**Goal of the exercise**: Reproduce every record below exactly as written, but leave out any pictures.
* * * * *
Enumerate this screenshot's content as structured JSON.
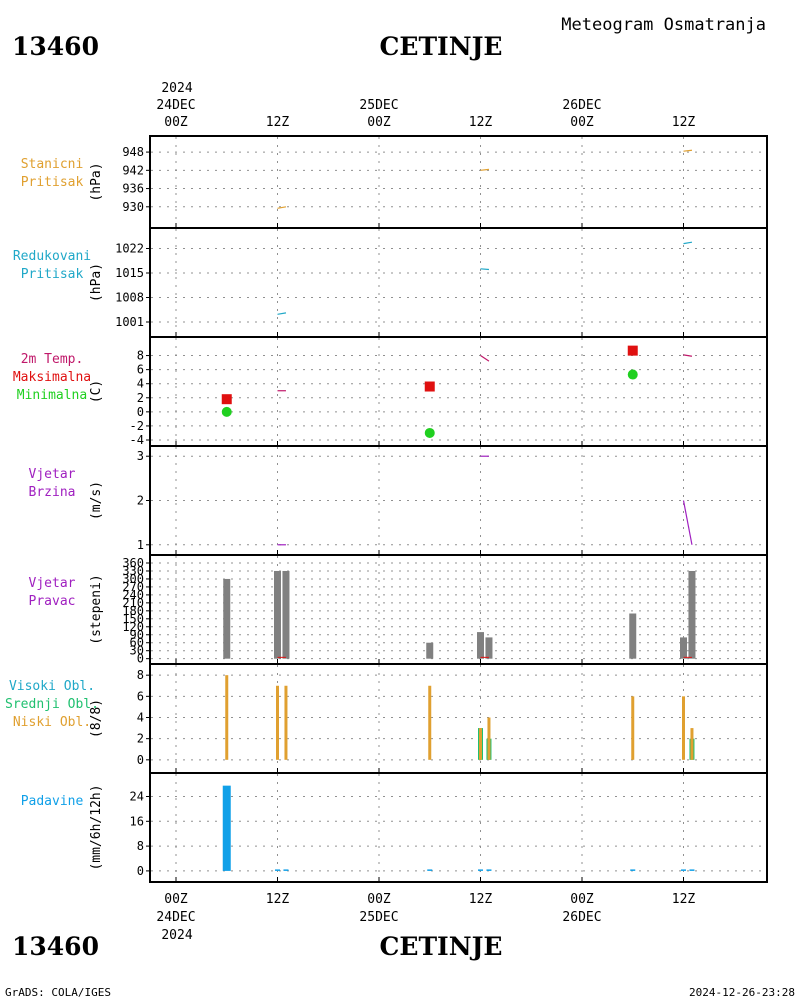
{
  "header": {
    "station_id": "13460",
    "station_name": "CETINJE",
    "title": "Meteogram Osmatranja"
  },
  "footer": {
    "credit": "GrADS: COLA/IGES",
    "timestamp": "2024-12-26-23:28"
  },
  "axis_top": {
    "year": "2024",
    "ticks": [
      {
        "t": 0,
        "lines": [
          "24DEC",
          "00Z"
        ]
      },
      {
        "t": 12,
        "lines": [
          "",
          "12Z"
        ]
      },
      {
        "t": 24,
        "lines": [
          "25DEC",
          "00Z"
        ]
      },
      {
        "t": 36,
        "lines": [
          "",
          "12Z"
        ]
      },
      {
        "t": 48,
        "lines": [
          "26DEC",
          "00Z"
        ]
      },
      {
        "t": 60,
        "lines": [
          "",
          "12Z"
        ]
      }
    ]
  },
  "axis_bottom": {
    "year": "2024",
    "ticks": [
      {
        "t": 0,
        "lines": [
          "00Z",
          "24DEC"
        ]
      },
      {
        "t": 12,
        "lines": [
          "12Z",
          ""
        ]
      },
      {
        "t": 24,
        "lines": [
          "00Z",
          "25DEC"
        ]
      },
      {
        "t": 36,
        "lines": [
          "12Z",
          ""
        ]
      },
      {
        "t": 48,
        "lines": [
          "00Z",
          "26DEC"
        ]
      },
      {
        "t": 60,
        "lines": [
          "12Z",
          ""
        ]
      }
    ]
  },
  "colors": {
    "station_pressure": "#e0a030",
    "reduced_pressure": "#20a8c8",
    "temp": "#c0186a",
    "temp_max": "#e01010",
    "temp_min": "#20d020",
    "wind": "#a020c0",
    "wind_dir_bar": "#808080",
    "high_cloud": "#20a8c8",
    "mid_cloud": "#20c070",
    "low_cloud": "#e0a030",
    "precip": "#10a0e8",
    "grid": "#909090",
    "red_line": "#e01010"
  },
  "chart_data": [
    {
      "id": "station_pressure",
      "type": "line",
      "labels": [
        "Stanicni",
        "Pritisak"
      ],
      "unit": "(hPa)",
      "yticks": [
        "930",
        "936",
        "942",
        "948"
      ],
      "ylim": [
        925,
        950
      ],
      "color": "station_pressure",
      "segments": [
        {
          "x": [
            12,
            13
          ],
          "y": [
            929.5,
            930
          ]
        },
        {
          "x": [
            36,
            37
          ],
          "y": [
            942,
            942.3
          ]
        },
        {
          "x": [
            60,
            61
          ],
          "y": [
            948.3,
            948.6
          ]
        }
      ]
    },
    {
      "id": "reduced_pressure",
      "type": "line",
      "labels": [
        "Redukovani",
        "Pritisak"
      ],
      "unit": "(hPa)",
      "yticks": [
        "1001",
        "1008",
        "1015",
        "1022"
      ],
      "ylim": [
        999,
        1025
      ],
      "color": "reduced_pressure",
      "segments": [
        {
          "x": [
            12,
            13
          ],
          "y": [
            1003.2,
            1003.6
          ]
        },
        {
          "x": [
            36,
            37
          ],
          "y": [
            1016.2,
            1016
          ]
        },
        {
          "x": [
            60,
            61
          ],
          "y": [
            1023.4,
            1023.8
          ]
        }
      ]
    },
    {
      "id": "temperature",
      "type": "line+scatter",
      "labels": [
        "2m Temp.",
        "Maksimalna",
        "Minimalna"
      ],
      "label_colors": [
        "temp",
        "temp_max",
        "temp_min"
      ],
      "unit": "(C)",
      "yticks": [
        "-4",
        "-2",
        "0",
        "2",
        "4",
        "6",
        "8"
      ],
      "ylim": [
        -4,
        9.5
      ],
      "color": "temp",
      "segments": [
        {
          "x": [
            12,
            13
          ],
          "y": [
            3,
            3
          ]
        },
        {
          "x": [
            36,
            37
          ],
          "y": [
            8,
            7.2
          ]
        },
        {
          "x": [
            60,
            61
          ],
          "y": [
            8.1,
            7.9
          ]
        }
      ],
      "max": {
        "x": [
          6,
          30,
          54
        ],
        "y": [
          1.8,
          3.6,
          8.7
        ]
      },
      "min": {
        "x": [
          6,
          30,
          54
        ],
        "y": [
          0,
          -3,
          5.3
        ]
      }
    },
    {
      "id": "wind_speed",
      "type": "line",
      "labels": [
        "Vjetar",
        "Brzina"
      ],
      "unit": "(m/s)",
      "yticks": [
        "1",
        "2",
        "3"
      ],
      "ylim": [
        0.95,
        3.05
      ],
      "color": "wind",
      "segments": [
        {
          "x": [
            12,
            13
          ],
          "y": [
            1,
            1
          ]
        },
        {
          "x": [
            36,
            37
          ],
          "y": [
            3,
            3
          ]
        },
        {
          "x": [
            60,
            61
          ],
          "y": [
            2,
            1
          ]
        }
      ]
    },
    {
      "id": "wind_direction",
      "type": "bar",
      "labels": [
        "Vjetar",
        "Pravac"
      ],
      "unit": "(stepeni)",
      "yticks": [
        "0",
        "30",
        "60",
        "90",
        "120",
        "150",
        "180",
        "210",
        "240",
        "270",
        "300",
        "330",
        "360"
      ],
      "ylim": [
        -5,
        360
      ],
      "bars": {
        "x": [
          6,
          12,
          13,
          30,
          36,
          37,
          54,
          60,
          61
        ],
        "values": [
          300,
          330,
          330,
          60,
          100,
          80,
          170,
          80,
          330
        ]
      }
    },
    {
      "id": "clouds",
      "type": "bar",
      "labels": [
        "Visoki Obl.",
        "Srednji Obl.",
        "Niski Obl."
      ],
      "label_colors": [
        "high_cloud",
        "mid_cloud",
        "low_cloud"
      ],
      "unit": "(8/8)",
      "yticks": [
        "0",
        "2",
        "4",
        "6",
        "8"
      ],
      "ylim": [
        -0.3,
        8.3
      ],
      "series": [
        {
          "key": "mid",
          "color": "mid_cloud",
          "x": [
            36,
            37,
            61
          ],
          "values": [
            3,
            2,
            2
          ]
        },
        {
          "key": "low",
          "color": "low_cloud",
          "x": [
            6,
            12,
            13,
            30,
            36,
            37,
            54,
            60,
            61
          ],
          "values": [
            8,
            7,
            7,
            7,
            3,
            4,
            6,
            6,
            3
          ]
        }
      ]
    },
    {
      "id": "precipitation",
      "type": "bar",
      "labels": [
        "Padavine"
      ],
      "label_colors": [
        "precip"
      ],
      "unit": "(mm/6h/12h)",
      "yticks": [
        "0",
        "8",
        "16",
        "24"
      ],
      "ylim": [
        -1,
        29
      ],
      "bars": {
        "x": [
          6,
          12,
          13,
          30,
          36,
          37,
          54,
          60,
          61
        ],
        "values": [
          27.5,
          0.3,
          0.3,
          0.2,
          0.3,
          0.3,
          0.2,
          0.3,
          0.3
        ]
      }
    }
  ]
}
* * * * *
**Full solution**:
Enumerate this screenshot's content as structured JSON.
{
  "header": {
    "station_id": "13460",
    "station_name": "CETINJE",
    "title": "Meteogram Osmatranja"
  },
  "footer": {
    "credit": "GrADS: COLA/IGES",
    "timestamp": "2024-12-26-23:28"
  },
  "axis_top": {
    "year": "2024",
    "ticks": [
      {
        "t": 0,
        "lines": [
          "24DEC",
          "00Z"
        ]
      },
      {
        "t": 12,
        "lines": [
          "",
          "12Z"
        ]
      },
      {
        "t": 24,
        "lines": [
          "25DEC",
          "00Z"
        ]
      },
      {
        "t": 36,
        "lines": [
          "",
          "12Z"
        ]
      },
      {
        "t": 48,
        "lines": [
          "26DEC",
          "00Z"
        ]
      },
      {
        "t": 60,
        "lines": [
          "",
          "12Z"
        ]
      }
    ]
  },
  "axis_bottom": {
    "year": "2024",
    "ticks": [
      {
        "t": 0,
        "lines": [
          "00Z",
          "24DEC"
        ]
      },
      {
        "t": 12,
        "lines": [
          "12Z",
          ""
        ]
      },
      {
        "t": 24,
        "lines": [
          "00Z",
          "25DEC"
        ]
      },
      {
        "t": 36,
        "lines": [
          "12Z",
          ""
        ]
      },
      {
        "t": 48,
        "lines": [
          "00Z",
          "26DEC"
        ]
      },
      {
        "t": 60,
        "lines": [
          "12Z",
          ""
        ]
      }
    ]
  },
  "colors": {
    "station_pressure": "#e0a030",
    "reduced_pressure": "#20a8c8",
    "temp": "#c0186a",
    "temp_max": "#e01010",
    "temp_min": "#20d020",
    "wind": "#a020c0",
    "wind_dir_bar": "#808080",
    "high_cloud": "#20a8c8",
    "mid_cloud": "#20c070",
    "low_cloud": "#e0a030",
    "precip": "#10a0e8",
    "grid": "#909090",
    "red_line": "#e01010"
  },
  "chart_data": [
    {
      "id": "station_pressure",
      "type": "line",
      "labels": [
        "Stanicni",
        "Pritisak"
      ],
      "unit": "(hPa)",
      "yticks": [
        "930",
        "936",
        "942",
        "948"
      ],
      "ylim": [
        925,
        950
      ],
      "color": "station_pressure",
      "segments": [
        {
          "x": [
            12,
            13
          ],
          "y": [
            929.5,
            930
          ]
        },
        {
          "x": [
            36,
            37
          ],
          "y": [
            942,
            942.3
          ]
        },
        {
          "x": [
            60,
            61
          ],
          "y": [
            948.3,
            948.6
          ]
        }
      ]
    },
    {
      "id": "reduced_pressure",
      "type": "line",
      "labels": [
        "Redukovani",
        "Pritisak"
      ],
      "unit": "(hPa)",
      "yticks": [
        "1001",
        "1008",
        "1015",
        "1022"
      ],
      "ylim": [
        999,
        1025
      ],
      "color": "reduced_pressure",
      "segments": [
        {
          "x": [
            12,
            13
          ],
          "y": [
            1003.2,
            1003.6
          ]
        },
        {
          "x": [
            36,
            37
          ],
          "y": [
            1016.2,
            1016
          ]
        },
        {
          "x": [
            60,
            61
          ],
          "y": [
            1023.4,
            1023.8
          ]
        }
      ]
    },
    {
      "id": "temperature",
      "type": "line+scatter",
      "labels": [
        "2m Temp.",
        "Maksimalna",
        "Minimalna"
      ],
      "label_colors": [
        "temp",
        "temp_max",
        "temp_min"
      ],
      "unit": "(C)",
      "yticks": [
        "-4",
        "-2",
        "0",
        "2",
        "4",
        "6",
        "8"
      ],
      "ylim": [
        -4,
        9.5
      ],
      "color": "temp",
      "segments": [
        {
          "x": [
            12,
            13
          ],
          "y": [
            3,
            3
          ]
        },
        {
          "x": [
            36,
            37
          ],
          "y": [
            8,
            7.2
          ]
        },
        {
          "x": [
            60,
            61
          ],
          "y": [
            8.1,
            7.9
          ]
        }
      ],
      "max": {
        "x": [
          6,
          30,
          54
        ],
        "y": [
          1.8,
          3.6,
          8.7
        ]
      },
      "min": {
        "x": [
          6,
          30,
          54
        ],
        "y": [
          0,
          -3,
          5.3
        ]
      }
    },
    {
      "id": "wind_speed",
      "type": "line",
      "labels": [
        "Vjetar",
        "Brzina"
      ],
      "unit": "(m/s)",
      "yticks": [
        "1",
        "2",
        "3"
      ],
      "ylim": [
        0.95,
        3.05
      ],
      "color": "wind",
      "segments": [
        {
          "x": [
            12,
            13
          ],
          "y": [
            1,
            1
          ]
        },
        {
          "x": [
            36,
            37
          ],
          "y": [
            3,
            3
          ]
        },
        {
          "x": [
            60,
            61
          ],
          "y": [
            2,
            1
          ]
        }
      ]
    },
    {
      "id": "wind_direction",
      "type": "bar",
      "labels": [
        "Vjetar",
        "Pravac"
      ],
      "unit": "(stepeni)",
      "yticks": [
        "0",
        "30",
        "60",
        "90",
        "120",
        "150",
        "180",
        "210",
        "240",
        "270",
        "300",
        "330",
        "360"
      ],
      "ylim": [
        -5,
        360
      ],
      "bars": {
        "x": [
          6,
          12,
          13,
          30,
          36,
          37,
          54,
          60,
          61
        ],
        "values": [
          300,
          330,
          330,
          60,
          100,
          80,
          170,
          80,
          330
        ]
      }
    },
    {
      "id": "clouds",
      "type": "bar",
      "labels": [
        "Visoki Obl.",
        "Srednji Obl.",
        "Niski Obl."
      ],
      "label_colors": [
        "high_cloud",
        "mid_cloud",
        "low_cloud"
      ],
      "unit": "(8/8)",
      "yticks": [
        "0",
        "2",
        "4",
        "6",
        "8"
      ],
      "ylim": [
        -0.3,
        8.3
      ],
      "series": [
        {
          "key": "mid",
          "color": "mid_cloud",
          "x": [
            36,
            37,
            61
          ],
          "values": [
            3,
            2,
            2
          ]
        },
        {
          "key": "low",
          "color": "low_cloud",
          "x": [
            6,
            12,
            13,
            30,
            36,
            37,
            54,
            60,
            61
          ],
          "values": [
            8,
            7,
            7,
            7,
            3,
            4,
            6,
            6,
            3
          ]
        }
      ]
    },
    {
      "id": "precipitation",
      "type": "bar",
      "labels": [
        "Padavine"
      ],
      "label_colors": [
        "precip"
      ],
      "unit": "(mm/6h/12h)",
      "yticks": [
        "0",
        "8",
        "16",
        "24"
      ],
      "ylim": [
        -1,
        29
      ],
      "bars": {
        "x": [
          6,
          12,
          13,
          30,
          36,
          37,
          54,
          60,
          61
        ],
        "values": [
          27.5,
          0.3,
          0.3,
          0.2,
          0.3,
          0.3,
          0.2,
          0.3,
          0.3
        ]
      }
    }
  ]
}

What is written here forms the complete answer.